------ PROVIDED INFORMATION ------

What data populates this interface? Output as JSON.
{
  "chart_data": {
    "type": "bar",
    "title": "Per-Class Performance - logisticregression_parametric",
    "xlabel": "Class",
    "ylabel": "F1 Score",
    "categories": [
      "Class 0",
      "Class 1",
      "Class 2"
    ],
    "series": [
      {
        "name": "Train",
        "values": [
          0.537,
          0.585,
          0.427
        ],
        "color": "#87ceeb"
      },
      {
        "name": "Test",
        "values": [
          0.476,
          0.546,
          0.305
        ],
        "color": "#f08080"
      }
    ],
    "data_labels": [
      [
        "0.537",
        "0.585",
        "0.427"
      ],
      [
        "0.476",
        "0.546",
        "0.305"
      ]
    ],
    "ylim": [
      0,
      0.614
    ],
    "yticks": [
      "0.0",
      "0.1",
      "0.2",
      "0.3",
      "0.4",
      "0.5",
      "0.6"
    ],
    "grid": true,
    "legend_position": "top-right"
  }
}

------
------ PROVIDED INFORMATION ------

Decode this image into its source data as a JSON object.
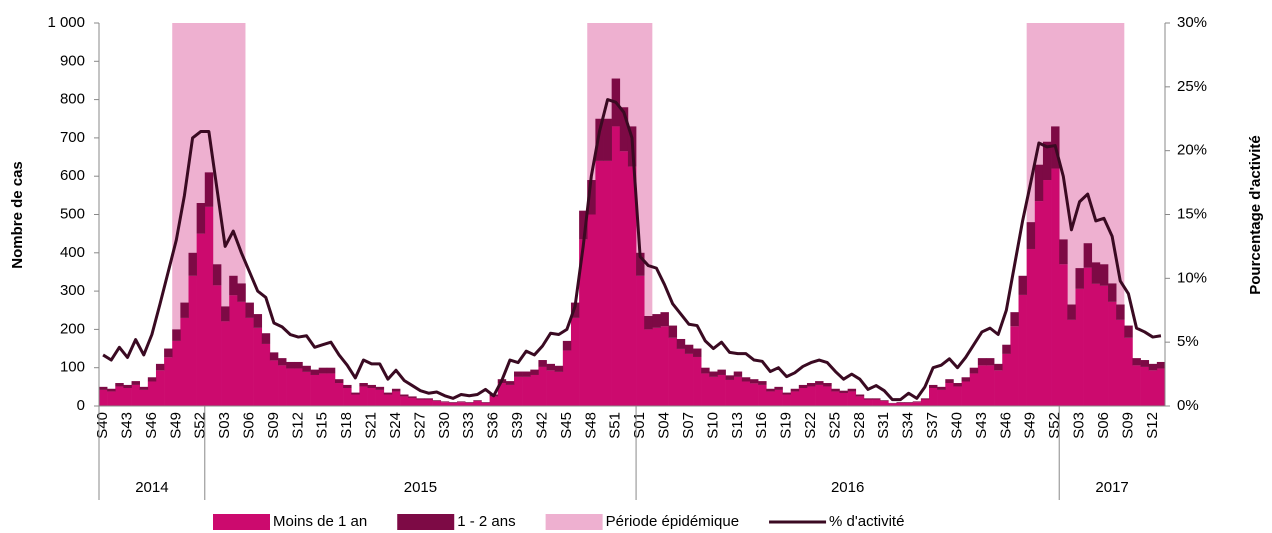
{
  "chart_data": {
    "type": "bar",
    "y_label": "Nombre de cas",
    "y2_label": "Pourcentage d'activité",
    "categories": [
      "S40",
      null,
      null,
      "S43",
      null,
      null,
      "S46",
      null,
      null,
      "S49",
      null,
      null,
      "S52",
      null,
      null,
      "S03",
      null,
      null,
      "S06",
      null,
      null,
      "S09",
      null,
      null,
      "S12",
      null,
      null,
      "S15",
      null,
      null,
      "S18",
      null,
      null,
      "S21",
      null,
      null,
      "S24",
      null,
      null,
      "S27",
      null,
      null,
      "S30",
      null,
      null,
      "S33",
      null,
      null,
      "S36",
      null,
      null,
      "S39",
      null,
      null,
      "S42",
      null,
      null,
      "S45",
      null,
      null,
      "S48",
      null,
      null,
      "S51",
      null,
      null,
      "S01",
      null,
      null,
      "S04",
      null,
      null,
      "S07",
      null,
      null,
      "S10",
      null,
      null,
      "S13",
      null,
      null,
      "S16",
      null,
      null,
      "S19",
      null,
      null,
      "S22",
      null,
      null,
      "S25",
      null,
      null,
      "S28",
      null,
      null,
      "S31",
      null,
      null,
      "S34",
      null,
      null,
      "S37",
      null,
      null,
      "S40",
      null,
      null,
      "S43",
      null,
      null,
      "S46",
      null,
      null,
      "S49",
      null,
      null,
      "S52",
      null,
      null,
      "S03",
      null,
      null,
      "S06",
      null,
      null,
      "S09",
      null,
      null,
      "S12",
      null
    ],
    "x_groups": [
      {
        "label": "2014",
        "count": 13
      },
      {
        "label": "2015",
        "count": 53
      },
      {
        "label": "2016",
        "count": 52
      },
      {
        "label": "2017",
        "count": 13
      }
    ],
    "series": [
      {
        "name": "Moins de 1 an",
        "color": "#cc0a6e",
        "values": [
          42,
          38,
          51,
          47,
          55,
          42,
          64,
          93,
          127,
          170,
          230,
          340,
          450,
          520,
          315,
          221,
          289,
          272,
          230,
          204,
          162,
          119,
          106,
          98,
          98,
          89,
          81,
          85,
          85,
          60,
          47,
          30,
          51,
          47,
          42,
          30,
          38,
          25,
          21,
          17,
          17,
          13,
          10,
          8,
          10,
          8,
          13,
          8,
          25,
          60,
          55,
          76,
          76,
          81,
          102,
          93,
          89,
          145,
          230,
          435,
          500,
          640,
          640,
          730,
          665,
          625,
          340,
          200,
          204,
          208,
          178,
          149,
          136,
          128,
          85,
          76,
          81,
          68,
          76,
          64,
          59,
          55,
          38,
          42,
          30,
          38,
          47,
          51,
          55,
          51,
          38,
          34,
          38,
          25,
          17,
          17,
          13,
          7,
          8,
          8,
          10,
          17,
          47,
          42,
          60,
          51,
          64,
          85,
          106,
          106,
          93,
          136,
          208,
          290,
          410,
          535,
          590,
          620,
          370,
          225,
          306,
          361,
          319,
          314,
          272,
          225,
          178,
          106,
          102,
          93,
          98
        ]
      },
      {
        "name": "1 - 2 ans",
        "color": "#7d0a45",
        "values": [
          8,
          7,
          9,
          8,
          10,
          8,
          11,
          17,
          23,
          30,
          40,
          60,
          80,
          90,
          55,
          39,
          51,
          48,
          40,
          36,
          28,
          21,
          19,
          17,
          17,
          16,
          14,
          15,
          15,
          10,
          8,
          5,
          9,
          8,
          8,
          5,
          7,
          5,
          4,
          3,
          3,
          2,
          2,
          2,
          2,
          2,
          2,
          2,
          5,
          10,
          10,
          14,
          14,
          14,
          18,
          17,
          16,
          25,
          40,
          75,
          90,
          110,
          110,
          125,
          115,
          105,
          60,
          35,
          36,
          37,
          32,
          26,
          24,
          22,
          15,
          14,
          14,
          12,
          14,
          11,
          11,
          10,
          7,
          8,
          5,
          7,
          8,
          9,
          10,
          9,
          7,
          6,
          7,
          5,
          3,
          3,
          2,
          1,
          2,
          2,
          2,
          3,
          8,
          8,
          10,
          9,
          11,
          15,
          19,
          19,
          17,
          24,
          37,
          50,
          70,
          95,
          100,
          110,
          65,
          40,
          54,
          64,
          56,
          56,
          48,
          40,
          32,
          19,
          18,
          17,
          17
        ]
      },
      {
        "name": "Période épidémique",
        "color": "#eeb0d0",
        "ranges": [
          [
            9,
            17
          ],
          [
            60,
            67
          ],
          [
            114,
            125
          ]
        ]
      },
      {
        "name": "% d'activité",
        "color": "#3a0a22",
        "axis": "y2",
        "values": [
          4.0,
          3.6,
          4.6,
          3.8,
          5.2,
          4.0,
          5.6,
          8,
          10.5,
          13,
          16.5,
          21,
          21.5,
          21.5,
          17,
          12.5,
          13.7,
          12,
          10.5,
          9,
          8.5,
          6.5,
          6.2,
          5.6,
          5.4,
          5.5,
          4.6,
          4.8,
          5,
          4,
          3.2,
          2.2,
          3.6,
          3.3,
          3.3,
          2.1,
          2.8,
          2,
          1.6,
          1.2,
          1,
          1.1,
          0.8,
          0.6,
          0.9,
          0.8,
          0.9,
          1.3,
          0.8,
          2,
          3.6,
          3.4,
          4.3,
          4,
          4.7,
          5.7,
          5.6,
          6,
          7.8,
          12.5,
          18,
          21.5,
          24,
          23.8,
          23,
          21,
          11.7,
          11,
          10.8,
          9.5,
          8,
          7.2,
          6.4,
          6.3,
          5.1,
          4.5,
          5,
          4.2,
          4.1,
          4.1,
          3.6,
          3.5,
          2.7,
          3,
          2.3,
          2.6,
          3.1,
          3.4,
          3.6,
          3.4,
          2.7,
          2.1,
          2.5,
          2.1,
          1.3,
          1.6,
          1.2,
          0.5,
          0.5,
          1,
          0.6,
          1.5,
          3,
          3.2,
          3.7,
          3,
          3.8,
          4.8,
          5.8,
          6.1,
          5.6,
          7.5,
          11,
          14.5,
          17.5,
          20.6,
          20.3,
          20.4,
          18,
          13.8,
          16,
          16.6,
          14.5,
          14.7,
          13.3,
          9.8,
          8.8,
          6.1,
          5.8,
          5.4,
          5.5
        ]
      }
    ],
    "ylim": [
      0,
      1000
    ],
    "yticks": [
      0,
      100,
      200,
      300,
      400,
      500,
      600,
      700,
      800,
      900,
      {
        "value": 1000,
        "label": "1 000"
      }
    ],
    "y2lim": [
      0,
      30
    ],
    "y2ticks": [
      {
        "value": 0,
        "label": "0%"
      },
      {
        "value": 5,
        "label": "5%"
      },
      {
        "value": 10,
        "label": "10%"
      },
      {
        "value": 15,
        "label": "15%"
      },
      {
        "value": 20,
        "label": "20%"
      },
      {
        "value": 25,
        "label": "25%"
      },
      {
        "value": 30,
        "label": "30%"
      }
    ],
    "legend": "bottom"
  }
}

------

Tally the lines of the data that contain the string "this" and report the total alone.

2